▶ Stated problem:
Quote every line below exactly and skip any picture.
━━ Material provided ━━
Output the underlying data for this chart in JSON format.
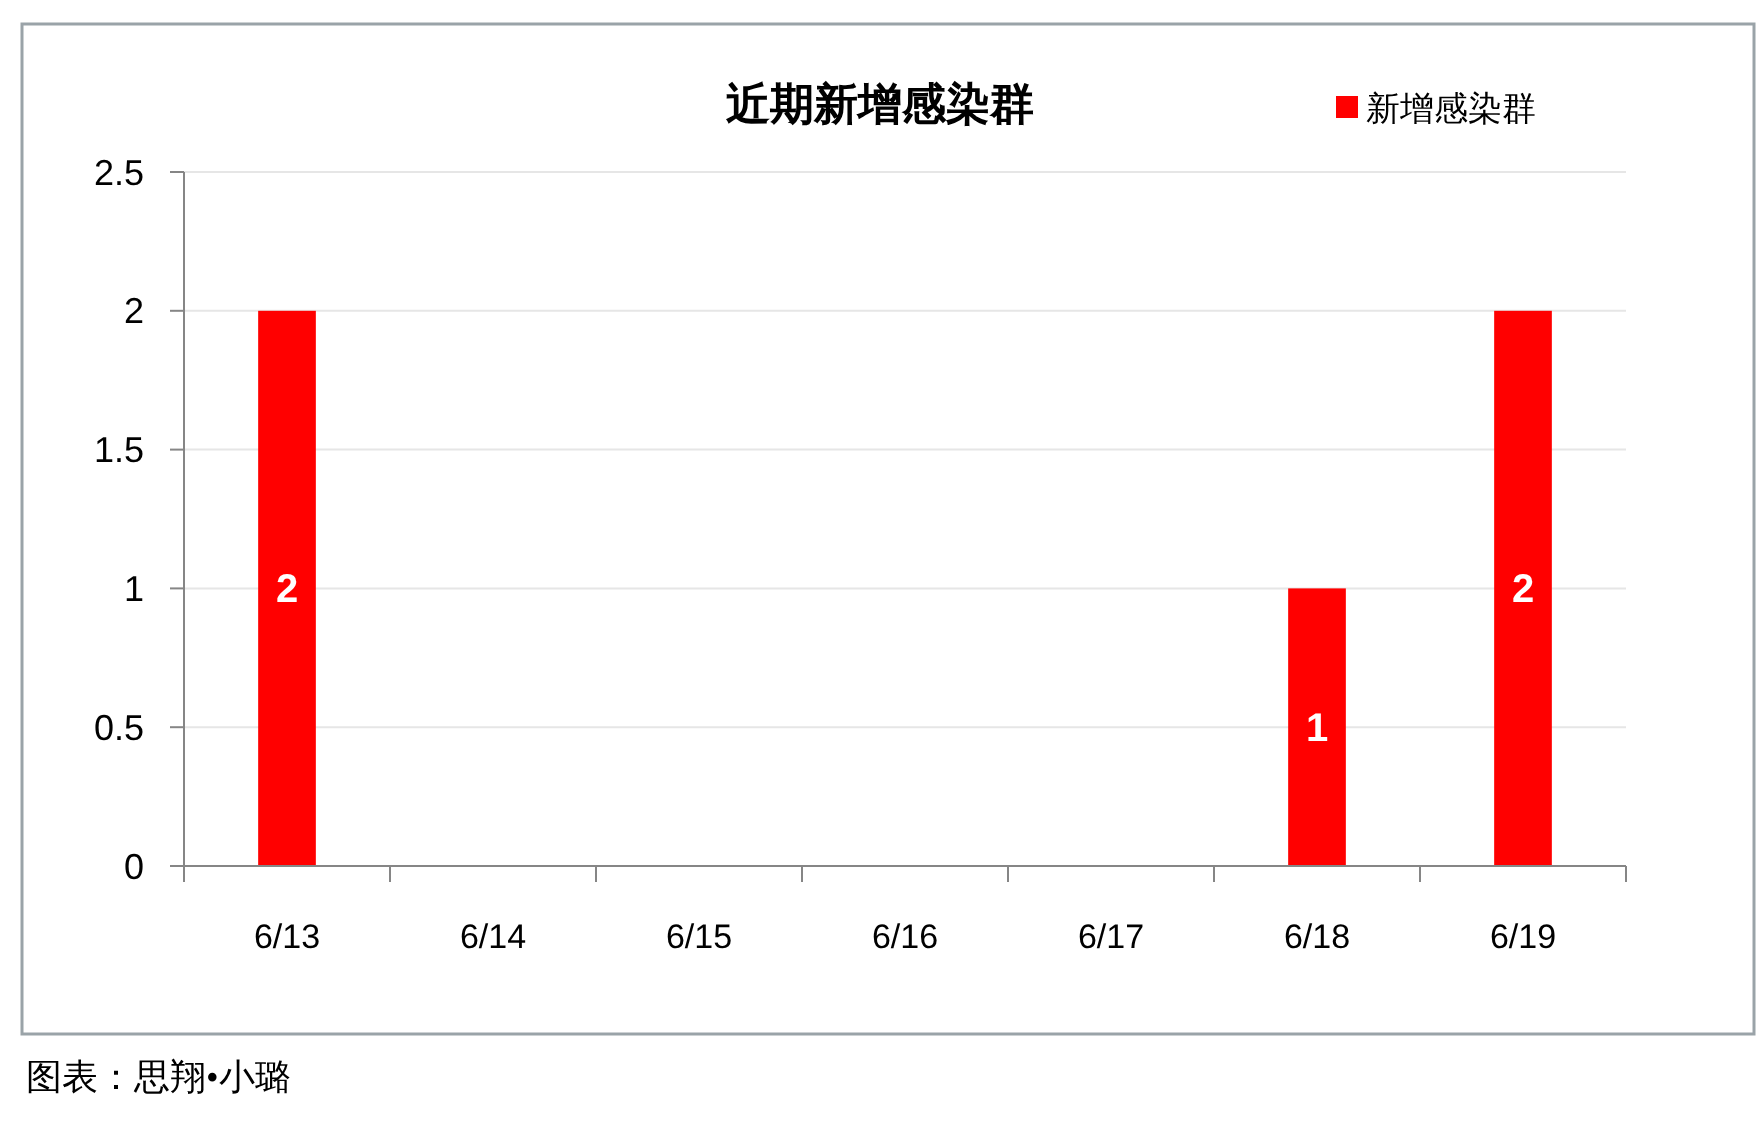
{
  "chart_data": {
    "type": "bar",
    "title": "近期新增感染群",
    "categories": [
      "6/13",
      "6/14",
      "6/15",
      "6/16",
      "6/17",
      "6/18",
      "6/19"
    ],
    "series": [
      {
        "name": "新增感染群",
        "color": "#ff0000",
        "values": [
          2,
          0,
          0,
          0,
          0,
          1,
          2
        ],
        "value_labels": [
          "2",
          null,
          null,
          null,
          null,
          "1",
          "2"
        ]
      }
    ],
    "ylim": [
      0,
      2.5
    ],
    "yticks": [
      0,
      0.5,
      1,
      1.5,
      2,
      2.5
    ],
    "grid": "y",
    "legend": "top right",
    "annotations": [
      "图表：思翔•小璐"
    ]
  }
}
━━━
▶ Reply to the exercise:
Output the underlying data for this chart in JSON format.
{
  "chart_data": {
    "type": "bar",
    "title": "近期新增感染群",
    "categories": [
      "6/13",
      "6/14",
      "6/15",
      "6/16",
      "6/17",
      "6/18",
      "6/19"
    ],
    "series": [
      {
        "name": "新增感染群",
        "color": "#ff0000",
        "values": [
          2,
          0,
          0,
          0,
          0,
          1,
          2
        ],
        "value_labels": [
          "2",
          null,
          null,
          null,
          null,
          "1",
          "2"
        ]
      }
    ],
    "ylim": [
      0,
      2.5
    ],
    "yticks": [
      0,
      0.5,
      1,
      1.5,
      2,
      2.5
    ],
    "grid": "y",
    "legend": "top right",
    "annotations": [
      "图表：思翔•小璐"
    ]
  }
}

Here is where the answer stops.